*What you are asked to do:* Without the images, write out all of the following entries exactly.

*Exercise inputs:*
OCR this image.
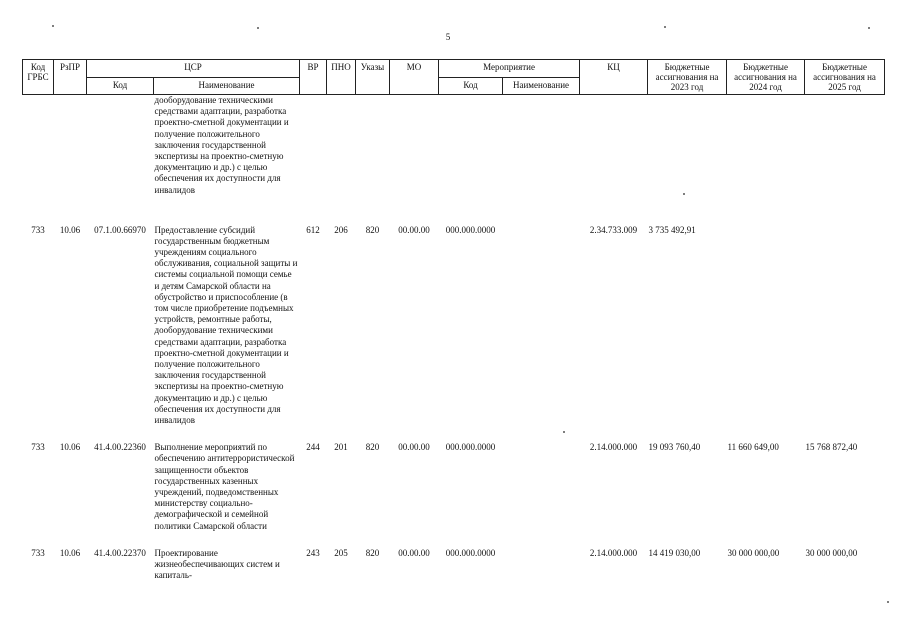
5
Код ГРБС	РзПР	ЦСР		ВР	ПНО	Указы	МО	Мероприятие		КЦ	Бюджетные ассигнования на 2023 год	Бюджетные ассигнования на 2024 год	Бюджетные ассигнования на 2025 год
		Код	Наименование					Код	Наименование				

			дооборудование техническими средствами адаптации, разработка проектно-сметной документации и получение положительного заключения государственной экспертизы на проектно-сметную документацию и др.) с целью обеспечения их доступности для инвалидов										

733	10.06	07.1.00.66970	Предоставление субсидий государственным бюджетным учреждениям социального обслуживания, социальной защиты и системы социальной помощи семье и детям Самарской области на обустройство и приспособление (в том числе приобретение подъемных устройств, ремонтные работы, дооборудование техническими средствами адаптации, разработка проектно-сметной документации и получение положительного заключения государственной экспертизы на проектно-сметную документацию и др.) с целью обеспечения их доступности для инвалидов	612	206	820	00.00.00	000.000.0000		2.34.733.009	3 735 492,91		
733	10.06	41.4.00.22360	Выполнение мероприятий по обеспечению антитеррористической защищенности объектов государственных казенных учреждений, подведомственных министерству социально-демографической и семейной политики Самарской области	244	201	820	00.00.00	000.000.0000		2.14.000.000	19 093 760,40	11 660 649,00	15 768 872,40
733	10.06	41.4.00.22370	Проектирование жизнеобеспечивающих систем и капиталь-	243	205	820	00.00.00	000.000.0000		2.14.000.000	14 419 030,00	30 000 000,00	30 000 000,00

*Right answer:*
OCR this image.
5
Код ГРБС	РзПР	ЦСР		ВР	ПНО	Указы	МО	Мероприятие		КЦ	Бюджетные ассигнования на 2023 год	Бюджетные ассигнования на 2024 год	Бюджетные ассигнования на 2025 год
		Код	Наименование					Код	Наименование				

			дооборудование техническими средствами адаптации, разработка проектно-сметной документации и получение положительного заключения государственной экспертизы на проектно-сметную документацию и др.) с целью обеспечения их доступности для инвалидов										

733	10.06	07.1.00.66970	Предоставление субсидий государственным бюджетным учреждениям социального обслуживания, социальной защиты и системы социальной помощи семье и детям Самарской области на обустройство и приспособление (в том числе приобретение подъемных устройств, ремонтные работы, дооборудование техническими средствами адаптации, разработка проектно-сметной документации и получение положительного заключения государственной экспертизы на проектно-сметную документацию и др.) с целью обеспечения их доступности для инвалидов	612	206	820	00.00.00	000.000.0000		2.34.733.009	3 735 492,91		
733	10.06	41.4.00.22360	Выполнение мероприятий по обеспечению антитеррористической защищенности объектов государственных казенных учреждений, подведомственных министерству социально-демографической и семейной политики Самарской области	244	201	820	00.00.00	000.000.0000		2.14.000.000	19 093 760,40	11 660 649,00	15 768 872,40
733	10.06	41.4.00.22370	Проектирование жизнеобеспечивающих систем и капиталь-	243	205	820	00.00.00	000.000.0000		2.14.000.000	14 419 030,00	30 000 000,00	30 000 000,00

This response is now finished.